- SET PROBLEM -
Return each line of the records with nothing changed, pictures excepted.

- PROVIDED DATA -
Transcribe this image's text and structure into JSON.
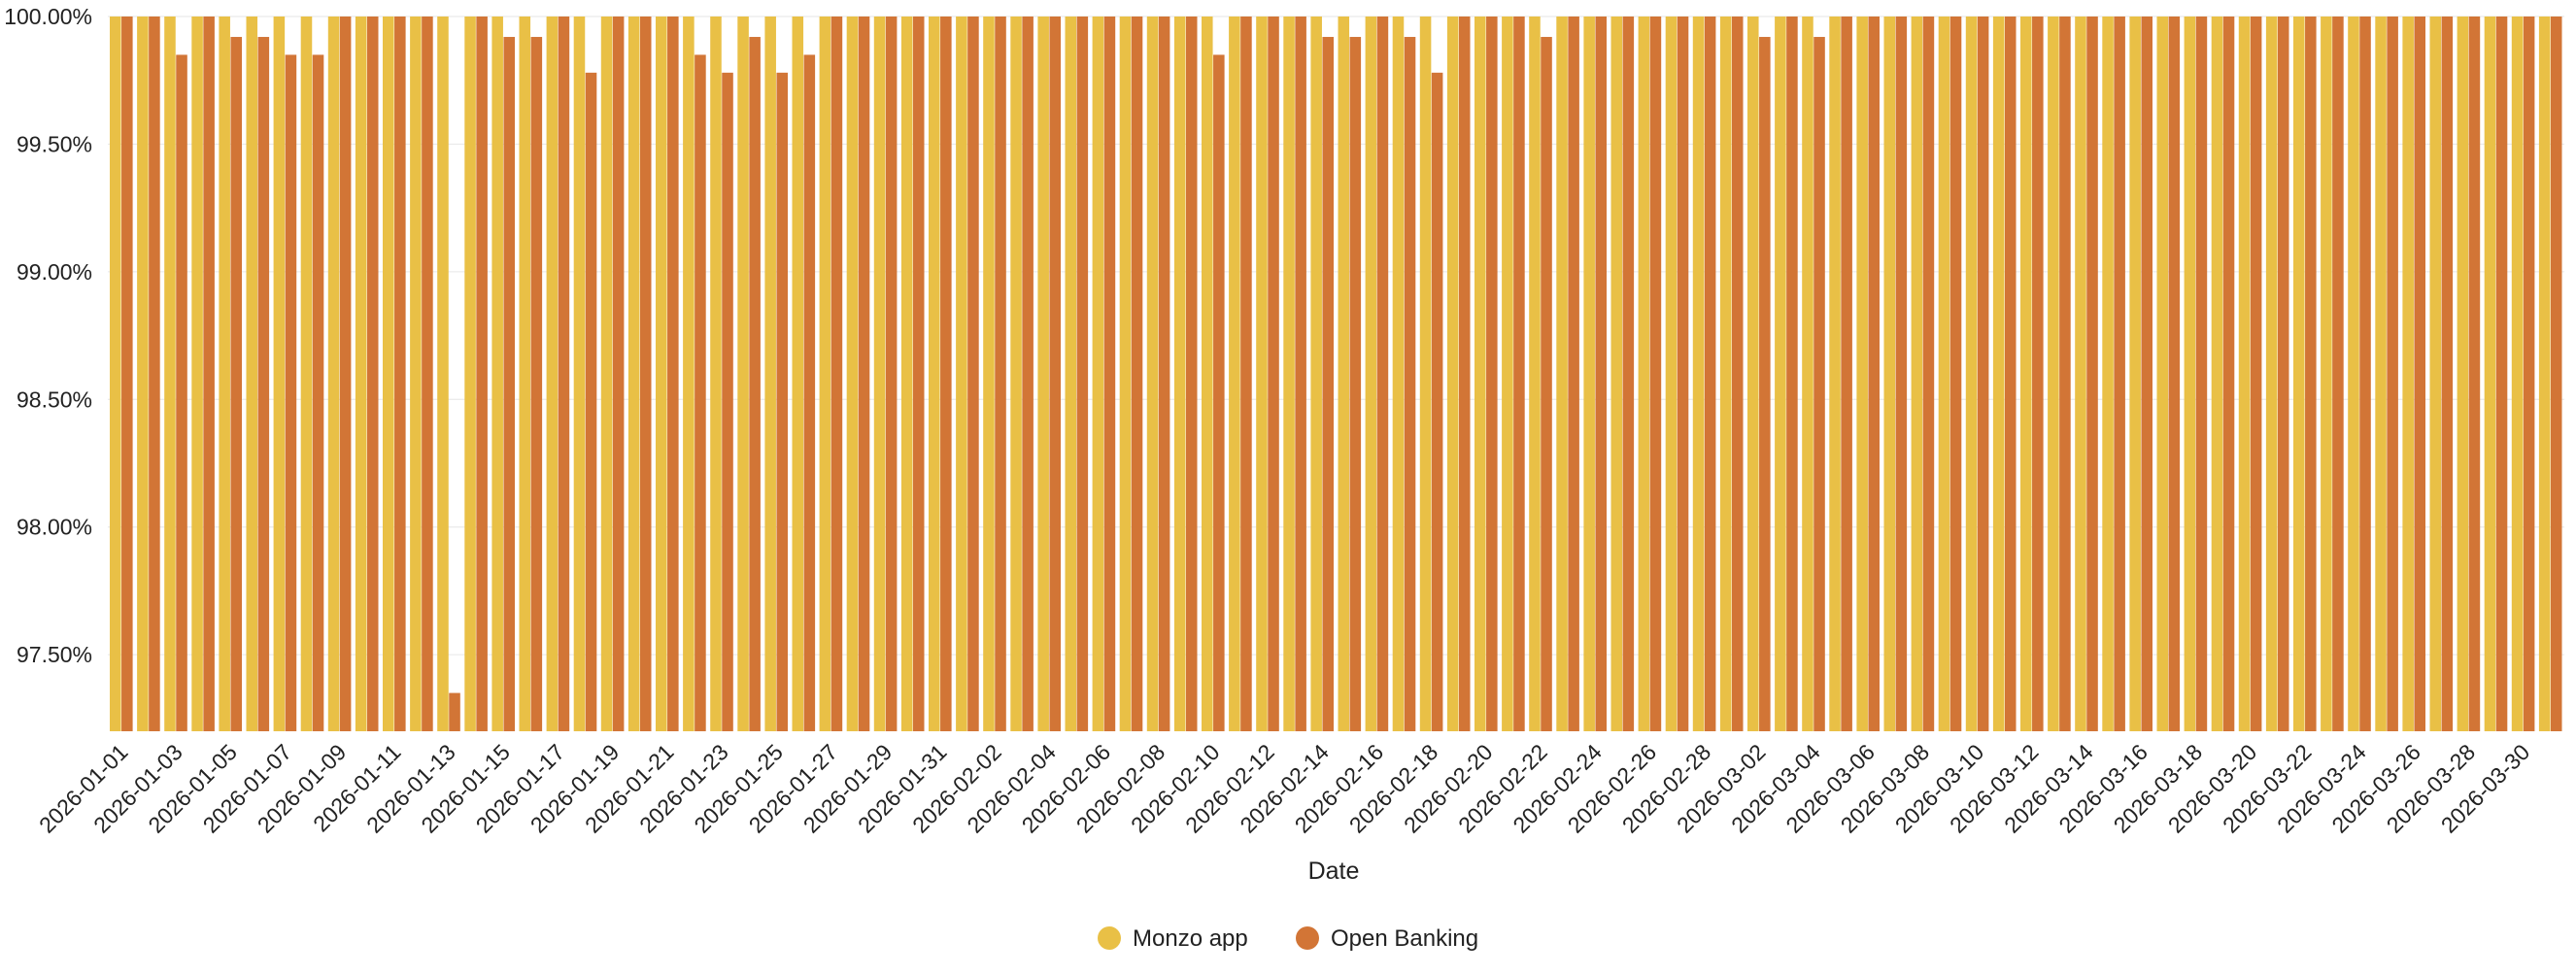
{
  "chart_data": {
    "type": "bar",
    "title": "",
    "xlabel": "Date",
    "ylabel": "",
    "ylim": [
      97.2,
      100.0
    ],
    "yticks": [
      "97.50%",
      "98.00%",
      "98.50%",
      "99.00%",
      "99.50%",
      "100.00%"
    ],
    "ytick_values": [
      97.5,
      98.0,
      98.5,
      99.0,
      99.5,
      100.0
    ],
    "grid": "horizontal",
    "legend_position": "bottom-center",
    "categories": [
      "2026-01-01",
      "2026-01-02",
      "2026-01-03",
      "2026-01-04",
      "2026-01-05",
      "2026-01-06",
      "2026-01-07",
      "2026-01-08",
      "2026-01-09",
      "2026-01-10",
      "2026-01-11",
      "2026-01-12",
      "2026-01-13",
      "2026-01-14",
      "2026-01-15",
      "2026-01-16",
      "2026-01-17",
      "2026-01-18",
      "2026-01-19",
      "2026-01-20",
      "2026-01-21",
      "2026-01-22",
      "2026-01-23",
      "2026-01-24",
      "2026-01-25",
      "2026-01-26",
      "2026-01-27",
      "2026-01-28",
      "2026-01-29",
      "2026-01-30",
      "2026-01-31",
      "2026-02-01",
      "2026-02-02",
      "2026-02-03",
      "2026-02-04",
      "2026-02-05",
      "2026-02-06",
      "2026-02-07",
      "2026-02-08",
      "2026-02-09",
      "2026-02-10",
      "2026-02-11",
      "2026-02-12",
      "2026-02-13",
      "2026-02-14",
      "2026-02-15",
      "2026-02-16",
      "2026-02-17",
      "2026-02-18",
      "2026-02-19",
      "2026-02-20",
      "2026-02-21",
      "2026-02-22",
      "2026-02-23",
      "2026-02-24",
      "2026-02-25",
      "2026-02-26",
      "2026-02-27",
      "2026-02-28",
      "2026-03-01",
      "2026-03-02",
      "2026-03-03",
      "2026-03-04",
      "2026-03-05",
      "2026-03-06",
      "2026-03-07",
      "2026-03-08",
      "2026-03-09",
      "2026-03-10",
      "2026-03-11",
      "2026-03-12",
      "2026-03-13",
      "2026-03-14",
      "2026-03-15",
      "2026-03-16",
      "2026-03-17",
      "2026-03-18",
      "2026-03-19",
      "2026-03-20",
      "2026-03-21",
      "2026-03-22",
      "2026-03-23",
      "2026-03-24",
      "2026-03-25",
      "2026-03-26",
      "2026-03-27",
      "2026-03-28",
      "2026-03-29",
      "2026-03-30",
      "2026-03-31"
    ],
    "series": [
      {
        "name": "Monzo app",
        "color": "#E9C046",
        "values": [
          100,
          100,
          100,
          100,
          100,
          100,
          100,
          100,
          100,
          100,
          100,
          100,
          100,
          100,
          100,
          100,
          100,
          100,
          100,
          100,
          100,
          100,
          100,
          100,
          100,
          100,
          100,
          100,
          100,
          100,
          100,
          100,
          100,
          100,
          100,
          100,
          100,
          100,
          100,
          100,
          100,
          100,
          100,
          100,
          100,
          100,
          100,
          100,
          100,
          100,
          100,
          100,
          100,
          100,
          100,
          100,
          100,
          100,
          100,
          100,
          100,
          100,
          100,
          100,
          100,
          100,
          100,
          100,
          100,
          100,
          100,
          100,
          100,
          100,
          100,
          100,
          100,
          100,
          100,
          100,
          100,
          100,
          100,
          100,
          100,
          100,
          100,
          100,
          100,
          100
        ]
      },
      {
        "name": "Open Banking",
        "color": "#D27536",
        "values": [
          100,
          100,
          99.85,
          100,
          99.92,
          99.92,
          99.85,
          99.85,
          100,
          100,
          100,
          100,
          97.35,
          100,
          99.92,
          99.92,
          100,
          99.78,
          100,
          100,
          100,
          99.85,
          99.78,
          99.92,
          99.78,
          99.85,
          100,
          100,
          100,
          100,
          100,
          100,
          100,
          100,
          100,
          100,
          100,
          100,
          100,
          100,
          99.85,
          100,
          100,
          100,
          99.92,
          99.92,
          100,
          99.92,
          99.78,
          100,
          100,
          100,
          99.92,
          100,
          100,
          100,
          100,
          100,
          100,
          100,
          99.92,
          100,
          99.92,
          100,
          100,
          100,
          100,
          100,
          100,
          100,
          100,
          100,
          100,
          100,
          100,
          100,
          100,
          100,
          100,
          100,
          100,
          100,
          100,
          100,
          100,
          100,
          100,
          100,
          100,
          100
        ]
      }
    ]
  }
}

- RESPONSE -
Transcribe this image's text and structure into JSON.
{
  "chart_data": {
    "type": "bar",
    "title": "",
    "xlabel": "Date",
    "ylabel": "",
    "ylim": [
      97.2,
      100.0
    ],
    "yticks": [
      "97.50%",
      "98.00%",
      "98.50%",
      "99.00%",
      "99.50%",
      "100.00%"
    ],
    "ytick_values": [
      97.5,
      98.0,
      98.5,
      99.0,
      99.5,
      100.0
    ],
    "grid": "horizontal",
    "legend_position": "bottom-center",
    "categories": [
      "2026-01-01",
      "2026-01-02",
      "2026-01-03",
      "2026-01-04",
      "2026-01-05",
      "2026-01-06",
      "2026-01-07",
      "2026-01-08",
      "2026-01-09",
      "2026-01-10",
      "2026-01-11",
      "2026-01-12",
      "2026-01-13",
      "2026-01-14",
      "2026-01-15",
      "2026-01-16",
      "2026-01-17",
      "2026-01-18",
      "2026-01-19",
      "2026-01-20",
      "2026-01-21",
      "2026-01-22",
      "2026-01-23",
      "2026-01-24",
      "2026-01-25",
      "2026-01-26",
      "2026-01-27",
      "2026-01-28",
      "2026-01-29",
      "2026-01-30",
      "2026-01-31",
      "2026-02-01",
      "2026-02-02",
      "2026-02-03",
      "2026-02-04",
      "2026-02-05",
      "2026-02-06",
      "2026-02-07",
      "2026-02-08",
      "2026-02-09",
      "2026-02-10",
      "2026-02-11",
      "2026-02-12",
      "2026-02-13",
      "2026-02-14",
      "2026-02-15",
      "2026-02-16",
      "2026-02-17",
      "2026-02-18",
      "2026-02-19",
      "2026-02-20",
      "2026-02-21",
      "2026-02-22",
      "2026-02-23",
      "2026-02-24",
      "2026-02-25",
      "2026-02-26",
      "2026-02-27",
      "2026-02-28",
      "2026-03-01",
      "2026-03-02",
      "2026-03-03",
      "2026-03-04",
      "2026-03-05",
      "2026-03-06",
      "2026-03-07",
      "2026-03-08",
      "2026-03-09",
      "2026-03-10",
      "2026-03-11",
      "2026-03-12",
      "2026-03-13",
      "2026-03-14",
      "2026-03-15",
      "2026-03-16",
      "2026-03-17",
      "2026-03-18",
      "2026-03-19",
      "2026-03-20",
      "2026-03-21",
      "2026-03-22",
      "2026-03-23",
      "2026-03-24",
      "2026-03-25",
      "2026-03-26",
      "2026-03-27",
      "2026-03-28",
      "2026-03-29",
      "2026-03-30",
      "2026-03-31"
    ],
    "series": [
      {
        "name": "Monzo app",
        "color": "#E9C046",
        "values": [
          100,
          100,
          100,
          100,
          100,
          100,
          100,
          100,
          100,
          100,
          100,
          100,
          100,
          100,
          100,
          100,
          100,
          100,
          100,
          100,
          100,
          100,
          100,
          100,
          100,
          100,
          100,
          100,
          100,
          100,
          100,
          100,
          100,
          100,
          100,
          100,
          100,
          100,
          100,
          100,
          100,
          100,
          100,
          100,
          100,
          100,
          100,
          100,
          100,
          100,
          100,
          100,
          100,
          100,
          100,
          100,
          100,
          100,
          100,
          100,
          100,
          100,
          100,
          100,
          100,
          100,
          100,
          100,
          100,
          100,
          100,
          100,
          100,
          100,
          100,
          100,
          100,
          100,
          100,
          100,
          100,
          100,
          100,
          100,
          100,
          100,
          100,
          100,
          100,
          100
        ]
      },
      {
        "name": "Open Banking",
        "color": "#D27536",
        "values": [
          100,
          100,
          99.85,
          100,
          99.92,
          99.92,
          99.85,
          99.85,
          100,
          100,
          100,
          100,
          97.35,
          100,
          99.92,
          99.92,
          100,
          99.78,
          100,
          100,
          100,
          99.85,
          99.78,
          99.92,
          99.78,
          99.85,
          100,
          100,
          100,
          100,
          100,
          100,
          100,
          100,
          100,
          100,
          100,
          100,
          100,
          100,
          99.85,
          100,
          100,
          100,
          99.92,
          99.92,
          100,
          99.92,
          99.78,
          100,
          100,
          100,
          99.92,
          100,
          100,
          100,
          100,
          100,
          100,
          100,
          99.92,
          100,
          99.92,
          100,
          100,
          100,
          100,
          100,
          100,
          100,
          100,
          100,
          100,
          100,
          100,
          100,
          100,
          100,
          100,
          100,
          100,
          100,
          100,
          100,
          100,
          100,
          100,
          100,
          100,
          100
        ]
      }
    ]
  }
}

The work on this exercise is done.